THE TASK
Turn the records, from the start through the line containing "header-divider bbox=[834, 12, 835, 58]", into a Markdown table with the columns Row and Line. Number each line in Row and omit blank lines.

Start

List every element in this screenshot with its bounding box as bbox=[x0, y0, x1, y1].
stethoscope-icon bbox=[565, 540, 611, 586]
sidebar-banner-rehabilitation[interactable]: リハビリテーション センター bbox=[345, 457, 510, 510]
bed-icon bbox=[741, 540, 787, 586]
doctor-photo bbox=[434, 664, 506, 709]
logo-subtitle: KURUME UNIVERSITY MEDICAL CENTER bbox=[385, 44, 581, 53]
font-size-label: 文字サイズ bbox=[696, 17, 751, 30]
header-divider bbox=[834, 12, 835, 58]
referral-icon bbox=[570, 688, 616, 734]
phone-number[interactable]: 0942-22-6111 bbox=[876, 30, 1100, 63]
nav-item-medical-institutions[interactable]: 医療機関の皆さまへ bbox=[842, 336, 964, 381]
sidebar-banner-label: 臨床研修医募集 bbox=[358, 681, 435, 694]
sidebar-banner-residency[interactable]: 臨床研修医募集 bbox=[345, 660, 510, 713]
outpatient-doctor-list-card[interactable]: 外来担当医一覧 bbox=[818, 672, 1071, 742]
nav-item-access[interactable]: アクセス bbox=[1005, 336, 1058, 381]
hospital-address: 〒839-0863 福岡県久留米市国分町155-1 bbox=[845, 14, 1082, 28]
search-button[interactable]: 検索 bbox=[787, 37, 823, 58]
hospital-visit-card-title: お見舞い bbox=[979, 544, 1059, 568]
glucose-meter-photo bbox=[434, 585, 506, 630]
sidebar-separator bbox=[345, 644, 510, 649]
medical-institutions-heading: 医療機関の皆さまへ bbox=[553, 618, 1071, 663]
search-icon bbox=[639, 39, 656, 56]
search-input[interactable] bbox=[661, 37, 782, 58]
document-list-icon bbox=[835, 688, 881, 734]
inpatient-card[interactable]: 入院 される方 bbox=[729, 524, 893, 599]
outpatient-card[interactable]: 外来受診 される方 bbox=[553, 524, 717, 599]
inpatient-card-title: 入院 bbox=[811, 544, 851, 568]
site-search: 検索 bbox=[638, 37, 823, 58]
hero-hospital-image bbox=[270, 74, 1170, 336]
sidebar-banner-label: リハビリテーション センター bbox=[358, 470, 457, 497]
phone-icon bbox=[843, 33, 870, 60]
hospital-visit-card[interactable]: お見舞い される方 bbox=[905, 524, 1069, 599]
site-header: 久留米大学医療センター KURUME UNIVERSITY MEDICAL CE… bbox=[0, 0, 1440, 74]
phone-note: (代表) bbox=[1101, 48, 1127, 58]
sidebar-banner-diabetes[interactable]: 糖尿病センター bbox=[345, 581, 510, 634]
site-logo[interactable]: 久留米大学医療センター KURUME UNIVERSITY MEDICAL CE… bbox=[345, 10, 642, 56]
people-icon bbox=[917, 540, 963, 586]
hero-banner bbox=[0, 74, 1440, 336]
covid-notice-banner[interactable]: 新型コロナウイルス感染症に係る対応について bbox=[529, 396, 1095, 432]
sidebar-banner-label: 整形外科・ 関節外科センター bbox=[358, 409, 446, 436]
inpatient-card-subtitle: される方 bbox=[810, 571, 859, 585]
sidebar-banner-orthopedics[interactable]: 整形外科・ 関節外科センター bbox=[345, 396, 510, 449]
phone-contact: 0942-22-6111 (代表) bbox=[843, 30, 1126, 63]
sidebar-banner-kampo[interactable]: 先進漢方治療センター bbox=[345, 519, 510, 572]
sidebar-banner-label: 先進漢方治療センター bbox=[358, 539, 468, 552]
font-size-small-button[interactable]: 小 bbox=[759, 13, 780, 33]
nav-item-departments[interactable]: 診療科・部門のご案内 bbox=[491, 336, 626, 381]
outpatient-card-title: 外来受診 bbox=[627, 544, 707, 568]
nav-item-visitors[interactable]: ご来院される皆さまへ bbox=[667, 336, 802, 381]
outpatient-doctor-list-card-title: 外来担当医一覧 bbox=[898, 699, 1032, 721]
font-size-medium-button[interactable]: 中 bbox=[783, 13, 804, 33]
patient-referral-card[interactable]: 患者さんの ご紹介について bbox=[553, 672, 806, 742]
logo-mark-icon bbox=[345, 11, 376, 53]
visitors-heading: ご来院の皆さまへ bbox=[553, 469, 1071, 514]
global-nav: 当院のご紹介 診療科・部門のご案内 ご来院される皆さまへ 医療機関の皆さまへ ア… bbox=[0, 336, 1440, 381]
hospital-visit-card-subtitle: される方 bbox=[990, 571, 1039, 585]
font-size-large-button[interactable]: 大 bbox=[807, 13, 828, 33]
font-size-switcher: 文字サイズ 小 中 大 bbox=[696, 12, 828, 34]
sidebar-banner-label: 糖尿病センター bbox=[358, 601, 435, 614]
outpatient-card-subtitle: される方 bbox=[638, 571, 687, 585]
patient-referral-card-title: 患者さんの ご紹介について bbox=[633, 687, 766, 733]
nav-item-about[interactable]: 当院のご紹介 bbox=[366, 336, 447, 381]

End

ANSWER
| Row | Line |
|---|---|
| 1 | List every element in this screenshot with its bounding box as bbox=[x0, y0, x1, y1]. |
| 2 | stethoscope-icon bbox=[565, 540, 611, 586] |
| 3 | sidebar-banner-rehabilitation[interactable]: リハビリテーション センター bbox=[345, 457, 510, 510] |
| 4 | bed-icon bbox=[741, 540, 787, 586] |
| 5 | doctor-photo bbox=[434, 664, 506, 709] |
| 6 | logo-subtitle: KURUME UNIVERSITY MEDICAL CENTER bbox=[385, 44, 581, 53] |
| 7 | font-size-label: 文字サイズ bbox=[696, 17, 751, 30] |
| 8 | header-divider bbox=[834, 12, 835, 58] |